Your task - Assemble all lines in which the string "JSON" appears.

Information supplied -
□ □ □ □ □ □ □
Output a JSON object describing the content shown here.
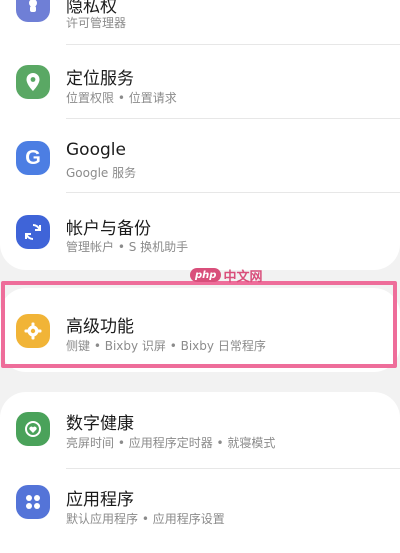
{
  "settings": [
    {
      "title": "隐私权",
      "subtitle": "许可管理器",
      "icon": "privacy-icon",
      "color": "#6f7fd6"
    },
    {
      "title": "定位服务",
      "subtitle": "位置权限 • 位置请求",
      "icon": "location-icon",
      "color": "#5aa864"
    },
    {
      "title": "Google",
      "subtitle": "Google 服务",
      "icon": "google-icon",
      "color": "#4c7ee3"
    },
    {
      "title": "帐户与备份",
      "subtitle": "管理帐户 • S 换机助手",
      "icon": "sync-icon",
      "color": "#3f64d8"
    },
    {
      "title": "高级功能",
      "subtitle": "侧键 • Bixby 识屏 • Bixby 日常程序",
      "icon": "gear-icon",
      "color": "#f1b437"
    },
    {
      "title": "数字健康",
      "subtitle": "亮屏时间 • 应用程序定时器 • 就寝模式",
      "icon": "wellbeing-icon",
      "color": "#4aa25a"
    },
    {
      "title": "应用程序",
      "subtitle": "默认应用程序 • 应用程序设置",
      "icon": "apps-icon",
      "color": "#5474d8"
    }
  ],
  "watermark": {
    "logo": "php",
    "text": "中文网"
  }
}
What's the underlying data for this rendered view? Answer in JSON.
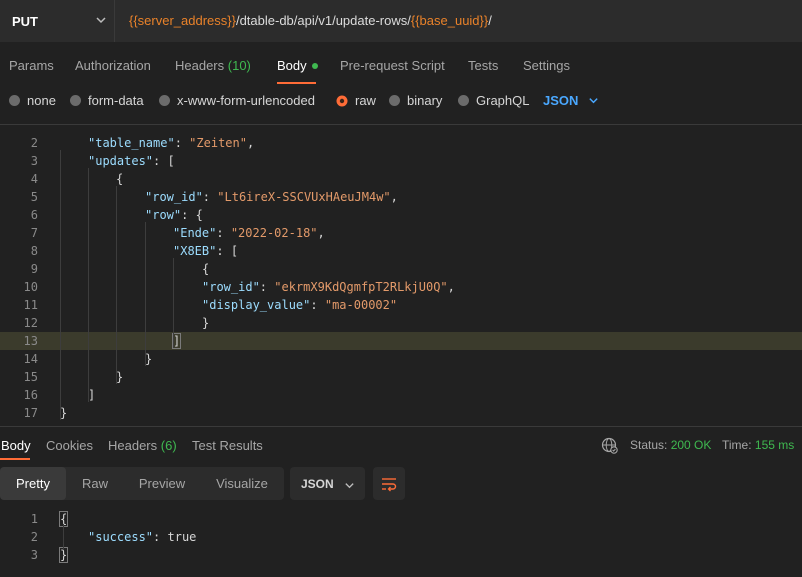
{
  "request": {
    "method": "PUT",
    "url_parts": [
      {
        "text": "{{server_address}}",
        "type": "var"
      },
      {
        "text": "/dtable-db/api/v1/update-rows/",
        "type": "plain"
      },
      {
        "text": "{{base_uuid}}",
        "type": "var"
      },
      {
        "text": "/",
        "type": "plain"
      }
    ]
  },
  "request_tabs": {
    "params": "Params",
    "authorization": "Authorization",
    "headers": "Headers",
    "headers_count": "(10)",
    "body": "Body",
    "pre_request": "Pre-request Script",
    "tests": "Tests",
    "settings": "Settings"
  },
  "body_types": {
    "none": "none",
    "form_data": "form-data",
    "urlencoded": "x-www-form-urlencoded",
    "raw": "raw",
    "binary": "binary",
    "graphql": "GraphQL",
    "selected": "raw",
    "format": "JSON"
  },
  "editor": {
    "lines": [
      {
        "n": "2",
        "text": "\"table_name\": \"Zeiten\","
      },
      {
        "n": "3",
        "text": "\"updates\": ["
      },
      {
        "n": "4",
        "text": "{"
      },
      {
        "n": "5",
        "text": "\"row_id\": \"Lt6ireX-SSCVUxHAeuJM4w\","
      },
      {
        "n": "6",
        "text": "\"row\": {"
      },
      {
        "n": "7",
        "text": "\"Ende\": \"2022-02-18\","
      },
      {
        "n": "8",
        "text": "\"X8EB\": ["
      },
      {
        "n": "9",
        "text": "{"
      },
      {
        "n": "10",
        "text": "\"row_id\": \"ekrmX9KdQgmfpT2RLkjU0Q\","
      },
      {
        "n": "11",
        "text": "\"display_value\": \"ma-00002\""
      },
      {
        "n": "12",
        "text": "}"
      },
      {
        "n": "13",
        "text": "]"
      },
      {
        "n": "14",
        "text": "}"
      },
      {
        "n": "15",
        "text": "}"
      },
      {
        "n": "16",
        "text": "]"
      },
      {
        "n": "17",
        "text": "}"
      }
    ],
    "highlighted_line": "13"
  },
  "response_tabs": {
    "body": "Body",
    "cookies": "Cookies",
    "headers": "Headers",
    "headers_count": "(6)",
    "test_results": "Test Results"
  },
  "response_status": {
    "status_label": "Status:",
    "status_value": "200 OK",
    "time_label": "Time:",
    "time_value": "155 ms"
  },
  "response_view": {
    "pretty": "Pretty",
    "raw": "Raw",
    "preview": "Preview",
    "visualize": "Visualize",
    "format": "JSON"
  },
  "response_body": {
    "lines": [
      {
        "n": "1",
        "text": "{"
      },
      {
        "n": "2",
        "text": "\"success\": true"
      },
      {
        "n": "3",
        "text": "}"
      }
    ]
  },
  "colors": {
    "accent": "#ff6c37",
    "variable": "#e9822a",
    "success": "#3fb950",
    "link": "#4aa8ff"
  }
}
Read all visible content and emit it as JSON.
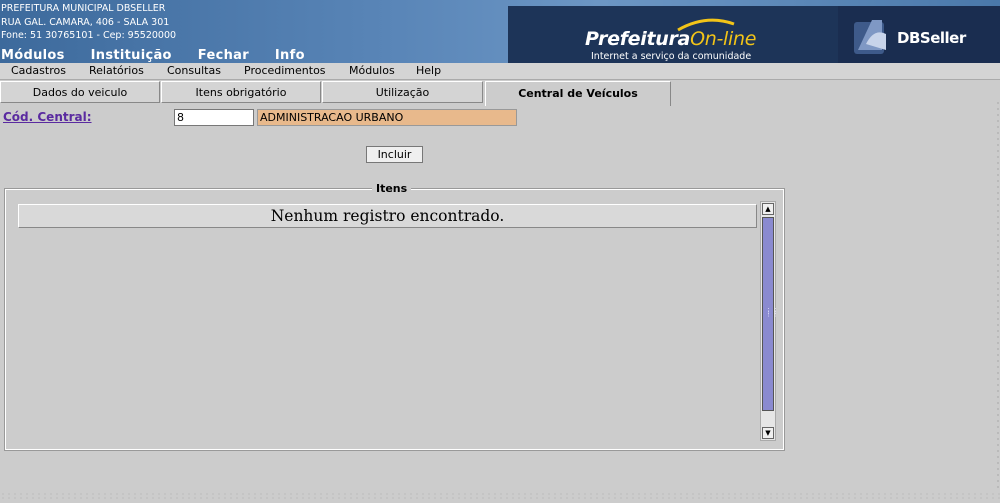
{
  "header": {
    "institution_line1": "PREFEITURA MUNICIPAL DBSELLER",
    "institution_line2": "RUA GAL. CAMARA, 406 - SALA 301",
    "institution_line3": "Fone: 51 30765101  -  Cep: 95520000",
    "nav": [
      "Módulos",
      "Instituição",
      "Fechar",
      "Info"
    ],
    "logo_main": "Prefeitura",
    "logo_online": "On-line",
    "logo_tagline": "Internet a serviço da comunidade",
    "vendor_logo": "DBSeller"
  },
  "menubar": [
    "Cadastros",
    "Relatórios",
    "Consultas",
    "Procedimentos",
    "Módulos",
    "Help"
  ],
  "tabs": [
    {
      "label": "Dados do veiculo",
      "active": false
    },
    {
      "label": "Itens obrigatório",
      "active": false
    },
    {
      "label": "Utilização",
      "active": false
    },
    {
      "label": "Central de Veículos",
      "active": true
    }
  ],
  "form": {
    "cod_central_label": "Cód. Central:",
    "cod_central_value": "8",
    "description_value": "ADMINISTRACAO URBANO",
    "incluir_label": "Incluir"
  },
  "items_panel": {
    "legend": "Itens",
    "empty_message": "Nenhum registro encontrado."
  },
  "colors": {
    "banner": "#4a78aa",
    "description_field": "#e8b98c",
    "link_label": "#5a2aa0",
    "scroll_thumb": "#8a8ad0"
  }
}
□ □ □ □ □ □ □
Solved exercise -
Output a JSON object describing the content shown here.
What's the underlying data for this rendered view? Answer in JSON.
    "format": "JSON"
    "format": "JSON"
Read all visible content and emit it as JSON.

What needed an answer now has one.